The exercise |
Emit the entire listing verbatim.

[Records contained in a dataset]
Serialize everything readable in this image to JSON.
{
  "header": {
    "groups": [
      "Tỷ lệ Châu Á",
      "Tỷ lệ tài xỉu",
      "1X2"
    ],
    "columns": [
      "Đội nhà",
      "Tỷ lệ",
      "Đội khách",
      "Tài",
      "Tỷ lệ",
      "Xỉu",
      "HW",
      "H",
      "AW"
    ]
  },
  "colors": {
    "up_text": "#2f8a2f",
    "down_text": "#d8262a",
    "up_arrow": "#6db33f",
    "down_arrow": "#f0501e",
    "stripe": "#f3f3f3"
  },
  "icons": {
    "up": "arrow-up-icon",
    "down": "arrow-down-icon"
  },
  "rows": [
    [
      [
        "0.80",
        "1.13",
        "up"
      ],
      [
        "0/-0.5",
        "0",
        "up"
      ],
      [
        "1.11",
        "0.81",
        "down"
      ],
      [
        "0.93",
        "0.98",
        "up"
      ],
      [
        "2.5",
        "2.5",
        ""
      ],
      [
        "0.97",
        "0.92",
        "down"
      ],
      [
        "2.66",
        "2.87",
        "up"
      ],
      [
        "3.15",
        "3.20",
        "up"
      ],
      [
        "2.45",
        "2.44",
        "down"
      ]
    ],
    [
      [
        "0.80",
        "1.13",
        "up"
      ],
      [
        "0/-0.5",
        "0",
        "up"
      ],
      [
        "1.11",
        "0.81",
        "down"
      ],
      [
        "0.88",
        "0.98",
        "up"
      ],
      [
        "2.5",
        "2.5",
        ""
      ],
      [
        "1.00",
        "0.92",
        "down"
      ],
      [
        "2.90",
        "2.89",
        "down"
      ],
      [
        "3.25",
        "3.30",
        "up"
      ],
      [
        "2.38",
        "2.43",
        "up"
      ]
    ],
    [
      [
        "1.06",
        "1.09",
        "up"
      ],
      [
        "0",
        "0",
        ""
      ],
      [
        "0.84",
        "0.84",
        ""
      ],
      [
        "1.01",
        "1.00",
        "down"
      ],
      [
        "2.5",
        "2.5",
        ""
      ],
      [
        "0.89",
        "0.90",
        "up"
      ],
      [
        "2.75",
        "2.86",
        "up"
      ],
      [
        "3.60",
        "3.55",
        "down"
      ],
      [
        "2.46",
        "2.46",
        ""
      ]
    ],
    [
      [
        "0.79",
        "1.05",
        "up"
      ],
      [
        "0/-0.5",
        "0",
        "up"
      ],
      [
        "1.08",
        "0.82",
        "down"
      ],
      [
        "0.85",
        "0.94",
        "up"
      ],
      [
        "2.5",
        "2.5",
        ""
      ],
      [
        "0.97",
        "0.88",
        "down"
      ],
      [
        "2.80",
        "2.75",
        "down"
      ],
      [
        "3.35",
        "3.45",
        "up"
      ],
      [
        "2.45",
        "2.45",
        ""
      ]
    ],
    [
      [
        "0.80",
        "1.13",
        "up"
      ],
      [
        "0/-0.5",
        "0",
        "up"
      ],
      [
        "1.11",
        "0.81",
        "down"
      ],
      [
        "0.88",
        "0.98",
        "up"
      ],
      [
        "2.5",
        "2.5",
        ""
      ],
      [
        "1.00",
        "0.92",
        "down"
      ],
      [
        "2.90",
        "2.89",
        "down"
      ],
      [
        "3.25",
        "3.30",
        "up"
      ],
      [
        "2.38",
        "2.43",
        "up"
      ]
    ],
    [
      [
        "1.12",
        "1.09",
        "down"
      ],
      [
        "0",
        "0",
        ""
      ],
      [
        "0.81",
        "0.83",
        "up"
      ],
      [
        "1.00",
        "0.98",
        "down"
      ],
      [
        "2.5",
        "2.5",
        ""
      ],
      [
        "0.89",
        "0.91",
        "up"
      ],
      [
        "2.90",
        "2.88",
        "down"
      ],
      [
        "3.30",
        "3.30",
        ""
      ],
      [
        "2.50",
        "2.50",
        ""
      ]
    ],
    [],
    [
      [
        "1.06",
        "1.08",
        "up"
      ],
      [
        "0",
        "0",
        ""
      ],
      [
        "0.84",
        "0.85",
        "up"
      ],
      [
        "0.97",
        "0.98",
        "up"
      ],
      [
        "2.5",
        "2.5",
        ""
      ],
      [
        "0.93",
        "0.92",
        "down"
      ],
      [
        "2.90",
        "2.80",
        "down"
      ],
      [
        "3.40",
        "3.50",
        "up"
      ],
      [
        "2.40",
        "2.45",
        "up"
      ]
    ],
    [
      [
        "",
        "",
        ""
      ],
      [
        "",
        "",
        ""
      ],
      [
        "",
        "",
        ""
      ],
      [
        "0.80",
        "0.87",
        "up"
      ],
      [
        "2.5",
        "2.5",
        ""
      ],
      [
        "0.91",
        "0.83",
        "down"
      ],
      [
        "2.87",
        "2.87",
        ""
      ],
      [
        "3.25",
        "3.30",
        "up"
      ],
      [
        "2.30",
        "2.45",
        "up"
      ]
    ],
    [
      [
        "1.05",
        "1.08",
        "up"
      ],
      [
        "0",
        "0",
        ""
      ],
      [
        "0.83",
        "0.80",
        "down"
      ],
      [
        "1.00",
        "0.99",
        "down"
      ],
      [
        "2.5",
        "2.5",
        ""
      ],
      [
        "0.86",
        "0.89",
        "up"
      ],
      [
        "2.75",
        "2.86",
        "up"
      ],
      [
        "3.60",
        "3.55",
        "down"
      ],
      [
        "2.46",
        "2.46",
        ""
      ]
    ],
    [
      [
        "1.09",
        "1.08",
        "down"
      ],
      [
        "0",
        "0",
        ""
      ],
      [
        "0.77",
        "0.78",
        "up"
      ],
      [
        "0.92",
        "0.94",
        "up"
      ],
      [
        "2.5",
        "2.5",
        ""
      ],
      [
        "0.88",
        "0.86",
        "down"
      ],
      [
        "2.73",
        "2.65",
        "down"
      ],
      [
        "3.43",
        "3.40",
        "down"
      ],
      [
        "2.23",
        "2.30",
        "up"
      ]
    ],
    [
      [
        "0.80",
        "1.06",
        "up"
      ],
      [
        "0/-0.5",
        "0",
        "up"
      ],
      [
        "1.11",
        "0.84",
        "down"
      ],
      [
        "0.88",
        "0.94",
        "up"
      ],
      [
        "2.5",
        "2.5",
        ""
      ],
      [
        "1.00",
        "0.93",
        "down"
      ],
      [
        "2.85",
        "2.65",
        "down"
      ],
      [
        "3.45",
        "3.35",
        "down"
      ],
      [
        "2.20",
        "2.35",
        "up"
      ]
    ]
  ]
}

Solution for this exercise |
Serialize everything readable in this image to JSON.
{
  "header": {
    "groups": [
      "Tỷ lệ Châu Á",
      "Tỷ lệ tài xỉu",
      "1X2"
    ],
    "columns": [
      "Đội nhà",
      "Tỷ lệ",
      "Đội khách",
      "Tài",
      "Tỷ lệ",
      "Xỉu",
      "HW",
      "H",
      "AW"
    ]
  },
  "colors": {
    "up_text": "#2f8a2f",
    "down_text": "#d8262a",
    "up_arrow": "#6db33f",
    "down_arrow": "#f0501e",
    "stripe": "#f3f3f3"
  },
  "icons": {
    "up": "arrow-up-icon",
    "down": "arrow-down-icon"
  },
  "rows": [
    [
      [
        "0.80",
        "1.13",
        "up"
      ],
      [
        "0/-0.5",
        "0",
        "up"
      ],
      [
        "1.11",
        "0.81",
        "down"
      ],
      [
        "0.93",
        "0.98",
        "up"
      ],
      [
        "2.5",
        "2.5",
        ""
      ],
      [
        "0.97",
        "0.92",
        "down"
      ],
      [
        "2.66",
        "2.87",
        "up"
      ],
      [
        "3.15",
        "3.20",
        "up"
      ],
      [
        "2.45",
        "2.44",
        "down"
      ]
    ],
    [
      [
        "0.80",
        "1.13",
        "up"
      ],
      [
        "0/-0.5",
        "0",
        "up"
      ],
      [
        "1.11",
        "0.81",
        "down"
      ],
      [
        "0.88",
        "0.98",
        "up"
      ],
      [
        "2.5",
        "2.5",
        ""
      ],
      [
        "1.00",
        "0.92",
        "down"
      ],
      [
        "2.90",
        "2.89",
        "down"
      ],
      [
        "3.25",
        "3.30",
        "up"
      ],
      [
        "2.38",
        "2.43",
        "up"
      ]
    ],
    [
      [
        "1.06",
        "1.09",
        "up"
      ],
      [
        "0",
        "0",
        ""
      ],
      [
        "0.84",
        "0.84",
        ""
      ],
      [
        "1.01",
        "1.00",
        "down"
      ],
      [
        "2.5",
        "2.5",
        ""
      ],
      [
        "0.89",
        "0.90",
        "up"
      ],
      [
        "2.75",
        "2.86",
        "up"
      ],
      [
        "3.60",
        "3.55",
        "down"
      ],
      [
        "2.46",
        "2.46",
        ""
      ]
    ],
    [
      [
        "0.79",
        "1.05",
        "up"
      ],
      [
        "0/-0.5",
        "0",
        "up"
      ],
      [
        "1.08",
        "0.82",
        "down"
      ],
      [
        "0.85",
        "0.94",
        "up"
      ],
      [
        "2.5",
        "2.5",
        ""
      ],
      [
        "0.97",
        "0.88",
        "down"
      ],
      [
        "2.80",
        "2.75",
        "down"
      ],
      [
        "3.35",
        "3.45",
        "up"
      ],
      [
        "2.45",
        "2.45",
        ""
      ]
    ],
    [
      [
        "0.80",
        "1.13",
        "up"
      ],
      [
        "0/-0.5",
        "0",
        "up"
      ],
      [
        "1.11",
        "0.81",
        "down"
      ],
      [
        "0.88",
        "0.98",
        "up"
      ],
      [
        "2.5",
        "2.5",
        ""
      ],
      [
        "1.00",
        "0.92",
        "down"
      ],
      [
        "2.90",
        "2.89",
        "down"
      ],
      [
        "3.25",
        "3.30",
        "up"
      ],
      [
        "2.38",
        "2.43",
        "up"
      ]
    ],
    [
      [
        "1.12",
        "1.09",
        "down"
      ],
      [
        "0",
        "0",
        ""
      ],
      [
        "0.81",
        "0.83",
        "up"
      ],
      [
        "1.00",
        "0.98",
        "down"
      ],
      [
        "2.5",
        "2.5",
        ""
      ],
      [
        "0.89",
        "0.91",
        "up"
      ],
      [
        "2.90",
        "2.88",
        "down"
      ],
      [
        "3.30",
        "3.30",
        ""
      ],
      [
        "2.50",
        "2.50",
        ""
      ]
    ],
    [],
    [
      [
        "1.06",
        "1.08",
        "up"
      ],
      [
        "0",
        "0",
        ""
      ],
      [
        "0.84",
        "0.85",
        "up"
      ],
      [
        "0.97",
        "0.98",
        "up"
      ],
      [
        "2.5",
        "2.5",
        ""
      ],
      [
        "0.93",
        "0.92",
        "down"
      ],
      [
        "2.90",
        "2.80",
        "down"
      ],
      [
        "3.40",
        "3.50",
        "up"
      ],
      [
        "2.40",
        "2.45",
        "up"
      ]
    ],
    [
      [
        "",
        "",
        ""
      ],
      [
        "",
        "",
        ""
      ],
      [
        "",
        "",
        ""
      ],
      [
        "0.80",
        "0.87",
        "up"
      ],
      [
        "2.5",
        "2.5",
        ""
      ],
      [
        "0.91",
        "0.83",
        "down"
      ],
      [
        "2.87",
        "2.87",
        ""
      ],
      [
        "3.25",
        "3.30",
        "up"
      ],
      [
        "2.30",
        "2.45",
        "up"
      ]
    ],
    [
      [
        "1.05",
        "1.08",
        "up"
      ],
      [
        "0",
        "0",
        ""
      ],
      [
        "0.83",
        "0.80",
        "down"
      ],
      [
        "1.00",
        "0.99",
        "down"
      ],
      [
        "2.5",
        "2.5",
        ""
      ],
      [
        "0.86",
        "0.89",
        "up"
      ],
      [
        "2.75",
        "2.86",
        "up"
      ],
      [
        "3.60",
        "3.55",
        "down"
      ],
      [
        "2.46",
        "2.46",
        ""
      ]
    ],
    [
      [
        "1.09",
        "1.08",
        "down"
      ],
      [
        "0",
        "0",
        ""
      ],
      [
        "0.77",
        "0.78",
        "up"
      ],
      [
        "0.92",
        "0.94",
        "up"
      ],
      [
        "2.5",
        "2.5",
        ""
      ],
      [
        "0.88",
        "0.86",
        "down"
      ],
      [
        "2.73",
        "2.65",
        "down"
      ],
      [
        "3.43",
        "3.40",
        "down"
      ],
      [
        "2.23",
        "2.30",
        "up"
      ]
    ],
    [
      [
        "0.80",
        "1.06",
        "up"
      ],
      [
        "0/-0.5",
        "0",
        "up"
      ],
      [
        "1.11",
        "0.84",
        "down"
      ],
      [
        "0.88",
        "0.94",
        "up"
      ],
      [
        "2.5",
        "2.5",
        ""
      ],
      [
        "1.00",
        "0.93",
        "down"
      ],
      [
        "2.85",
        "2.65",
        "down"
      ],
      [
        "3.45",
        "3.35",
        "down"
      ],
      [
        "2.20",
        "2.35",
        "up"
      ]
    ]
  ]
}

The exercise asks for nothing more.